_RECORDS SHOWN_:
━━━━━━
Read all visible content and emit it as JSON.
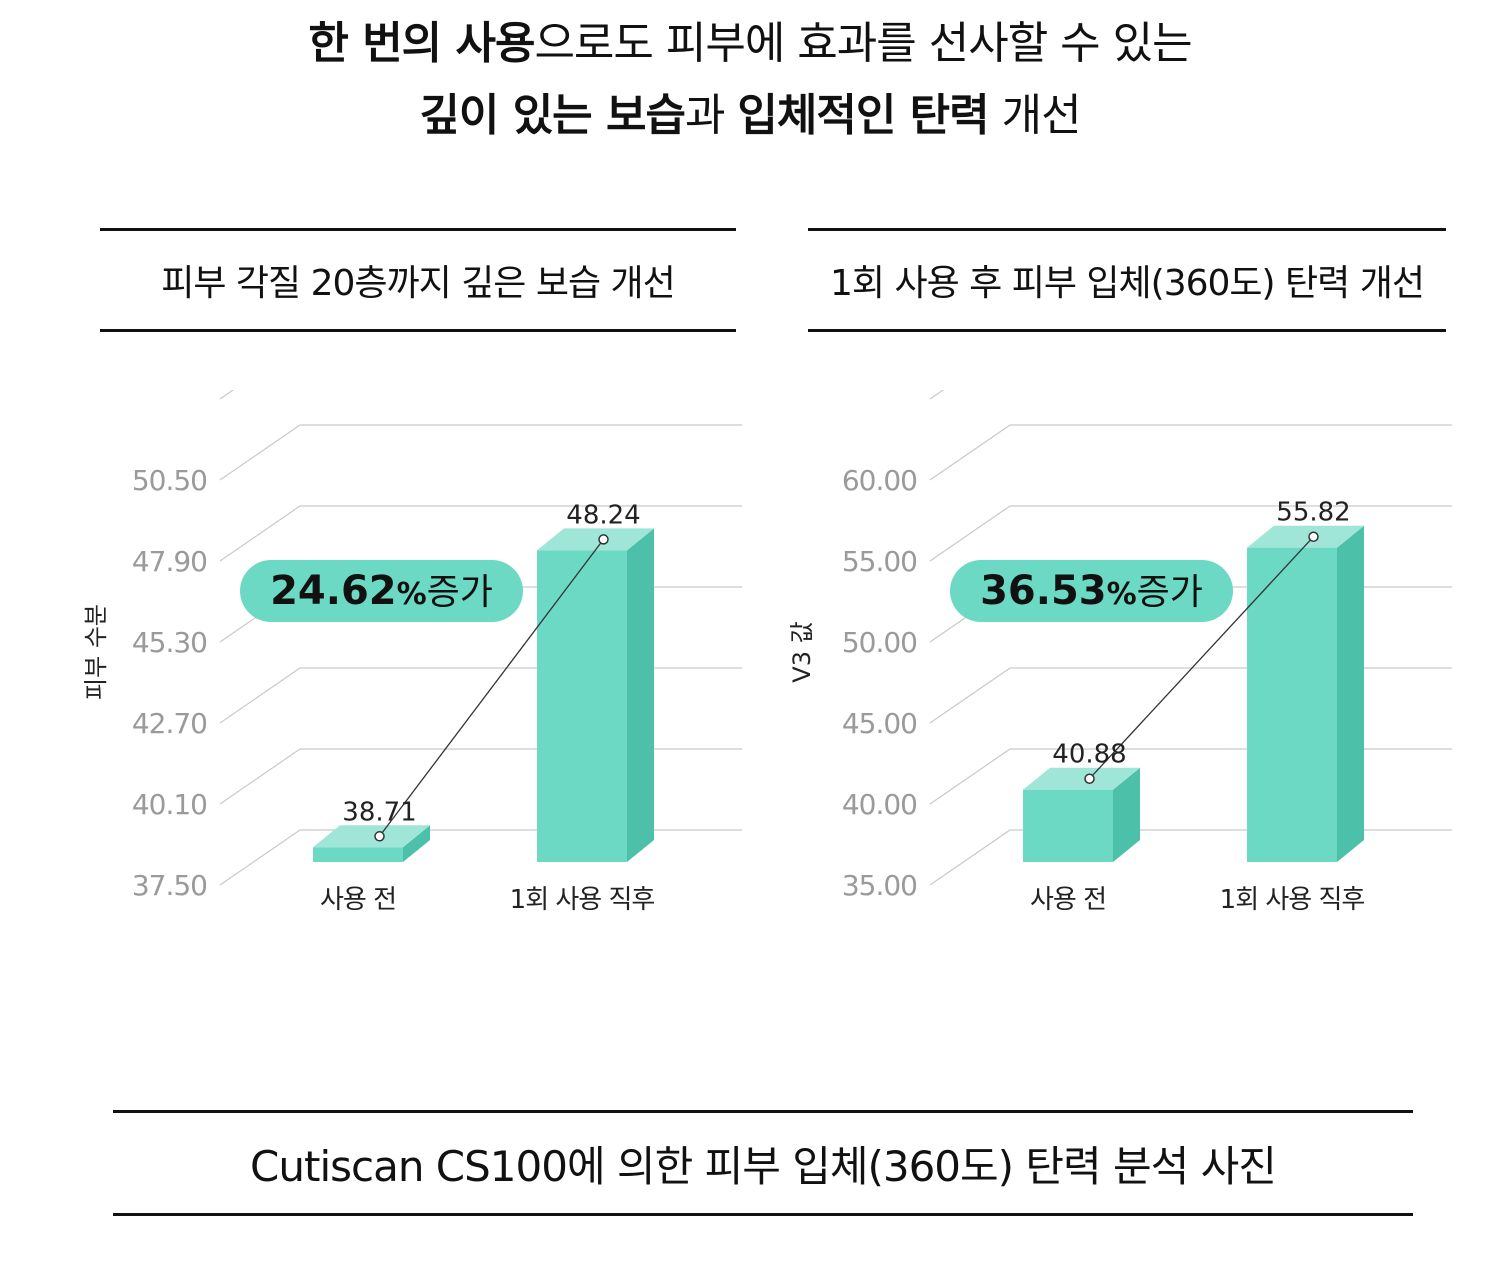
{
  "headline": {
    "line1": [
      {
        "text": "한 번의 사용",
        "bold": true
      },
      {
        "text": "으로도 피부에 효과를 선사할 수 있는",
        "bold": false
      }
    ],
    "line2": [
      {
        "text": "깊이 있는 보습",
        "bold": true
      },
      {
        "text": "과 ",
        "bold": false
      },
      {
        "text": "입체적인 탄력",
        "bold": true
      },
      {
        "text": " 개선",
        "bold": false
      }
    ]
  },
  "colors": {
    "bar_front": "#6cd9c4",
    "bar_side": "#4cc0a9",
    "bar_top": "#9fe6d8",
    "badge": "#6cd9c4",
    "grid": "#c9c9c9",
    "tick_text": "#9a9a9a"
  },
  "chart_data": [
    {
      "type": "bar",
      "title": "피부 각질 20층까지 깊은 보습 개선",
      "ylabel": "피부 수분",
      "categories": [
        "사용 전",
        "1회 사용 직후"
      ],
      "values": [
        38.71,
        48.24
      ],
      "value_labels": [
        "38.71",
        "48.24"
      ],
      "yticks": [
        "37.50",
        "40.10",
        "42.70",
        "45.30",
        "47.90",
        "50.50"
      ],
      "ylim": [
        37.5,
        50.5
      ],
      "badge": {
        "value": "24.62",
        "unit": "%",
        "suffix": "증가"
      },
      "grid": true
    },
    {
      "type": "bar",
      "title": "1회 사용 후 피부 입체(360도) 탄력 개선",
      "ylabel": "V3 값",
      "categories": [
        "사용 전",
        "1회 사용 직후"
      ],
      "values": [
        40.88,
        55.82
      ],
      "value_labels": [
        "40.88",
        "55.82"
      ],
      "yticks": [
        "35.00",
        "40.00",
        "45.00",
        "50.00",
        "55.00",
        "60.00"
      ],
      "ylim": [
        35,
        60
      ],
      "badge": {
        "value": "36.53",
        "unit": "%",
        "suffix": "증가"
      },
      "grid": true
    }
  ],
  "footer": "Cutiscan CS100에 의한 피부 입체(360도) 탄력 분석 사진"
}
━━━━━━
_TASK GOAL_: Pictures stay out of the copy; please restate every record above exactly.

_RESPONSE BELOW_:
Read all visible content and emit it as JSON.
{
  "headline": {
    "line1": [
      {
        "text": "한 번의 사용",
        "bold": true
      },
      {
        "text": "으로도 피부에 효과를 선사할 수 있는",
        "bold": false
      }
    ],
    "line2": [
      {
        "text": "깊이 있는 보습",
        "bold": true
      },
      {
        "text": "과 ",
        "bold": false
      },
      {
        "text": "입체적인 탄력",
        "bold": true
      },
      {
        "text": " 개선",
        "bold": false
      }
    ]
  },
  "colors": {
    "bar_front": "#6cd9c4",
    "bar_side": "#4cc0a9",
    "bar_top": "#9fe6d8",
    "badge": "#6cd9c4",
    "grid": "#c9c9c9",
    "tick_text": "#9a9a9a"
  },
  "chart_data": [
    {
      "type": "bar",
      "title": "피부 각질 20층까지 깊은 보습 개선",
      "ylabel": "피부 수분",
      "categories": [
        "사용 전",
        "1회 사용 직후"
      ],
      "values": [
        38.71,
        48.24
      ],
      "value_labels": [
        "38.71",
        "48.24"
      ],
      "yticks": [
        "37.50",
        "40.10",
        "42.70",
        "45.30",
        "47.90",
        "50.50"
      ],
      "ylim": [
        37.5,
        50.5
      ],
      "badge": {
        "value": "24.62",
        "unit": "%",
        "suffix": "증가"
      },
      "grid": true
    },
    {
      "type": "bar",
      "title": "1회 사용 후 피부 입체(360도) 탄력 개선",
      "ylabel": "V3 값",
      "categories": [
        "사용 전",
        "1회 사용 직후"
      ],
      "values": [
        40.88,
        55.82
      ],
      "value_labels": [
        "40.88",
        "55.82"
      ],
      "yticks": [
        "35.00",
        "40.00",
        "45.00",
        "50.00",
        "55.00",
        "60.00"
      ],
      "ylim": [
        35,
        60
      ],
      "badge": {
        "value": "36.53",
        "unit": "%",
        "suffix": "증가"
      },
      "grid": true
    }
  ],
  "footer": "Cutiscan CS100에 의한 피부 입체(360도) 탄력 분석 사진"
}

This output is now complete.